------ Data extract

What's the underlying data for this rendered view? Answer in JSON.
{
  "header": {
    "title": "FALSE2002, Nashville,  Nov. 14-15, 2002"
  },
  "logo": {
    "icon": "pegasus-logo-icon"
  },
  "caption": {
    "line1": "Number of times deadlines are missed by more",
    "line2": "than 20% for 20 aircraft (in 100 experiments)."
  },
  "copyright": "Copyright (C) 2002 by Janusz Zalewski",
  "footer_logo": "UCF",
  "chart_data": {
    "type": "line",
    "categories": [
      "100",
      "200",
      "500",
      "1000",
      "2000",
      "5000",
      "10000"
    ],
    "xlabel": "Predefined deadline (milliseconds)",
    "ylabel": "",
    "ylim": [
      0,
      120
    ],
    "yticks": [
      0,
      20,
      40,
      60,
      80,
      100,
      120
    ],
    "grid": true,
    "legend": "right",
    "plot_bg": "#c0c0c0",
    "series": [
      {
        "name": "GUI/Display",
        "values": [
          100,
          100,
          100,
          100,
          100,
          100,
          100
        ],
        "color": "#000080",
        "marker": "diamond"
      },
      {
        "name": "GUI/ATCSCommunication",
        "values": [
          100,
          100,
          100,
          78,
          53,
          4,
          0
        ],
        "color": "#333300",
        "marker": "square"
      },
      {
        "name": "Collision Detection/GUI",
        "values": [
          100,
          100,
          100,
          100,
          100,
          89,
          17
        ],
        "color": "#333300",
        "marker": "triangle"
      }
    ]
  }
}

------------

• [Exercise goal] Using the listing above, please repeat every entry exactly.

• [Finished task]
What's the underlying data for this rendered view? Answer in JSON.
{
  "header": {
    "title": "FALSE2002, Nashville,  Nov. 14-15, 2002"
  },
  "logo": {
    "icon": "pegasus-logo-icon"
  },
  "caption": {
    "line1": "Number of times deadlines are missed by more",
    "line2": "than 20% for 20 aircraft (in 100 experiments)."
  },
  "copyright": "Copyright (C) 2002 by Janusz Zalewski",
  "footer_logo": "UCF",
  "chart_data": {
    "type": "line",
    "categories": [
      "100",
      "200",
      "500",
      "1000",
      "2000",
      "5000",
      "10000"
    ],
    "xlabel": "Predefined deadline (milliseconds)",
    "ylabel": "",
    "ylim": [
      0,
      120
    ],
    "yticks": [
      0,
      20,
      40,
      60,
      80,
      100,
      120
    ],
    "grid": true,
    "legend": "right",
    "plot_bg": "#c0c0c0",
    "series": [
      {
        "name": "GUI/Display",
        "values": [
          100,
          100,
          100,
          100,
          100,
          100,
          100
        ],
        "color": "#000080",
        "marker": "diamond"
      },
      {
        "name": "GUI/ATCSCommunication",
        "values": [
          100,
          100,
          100,
          78,
          53,
          4,
          0
        ],
        "color": "#333300",
        "marker": "square"
      },
      {
        "name": "Collision Detection/GUI",
        "values": [
          100,
          100,
          100,
          100,
          100,
          89,
          17
        ],
        "color": "#333300",
        "marker": "triangle"
      }
    ]
  }
}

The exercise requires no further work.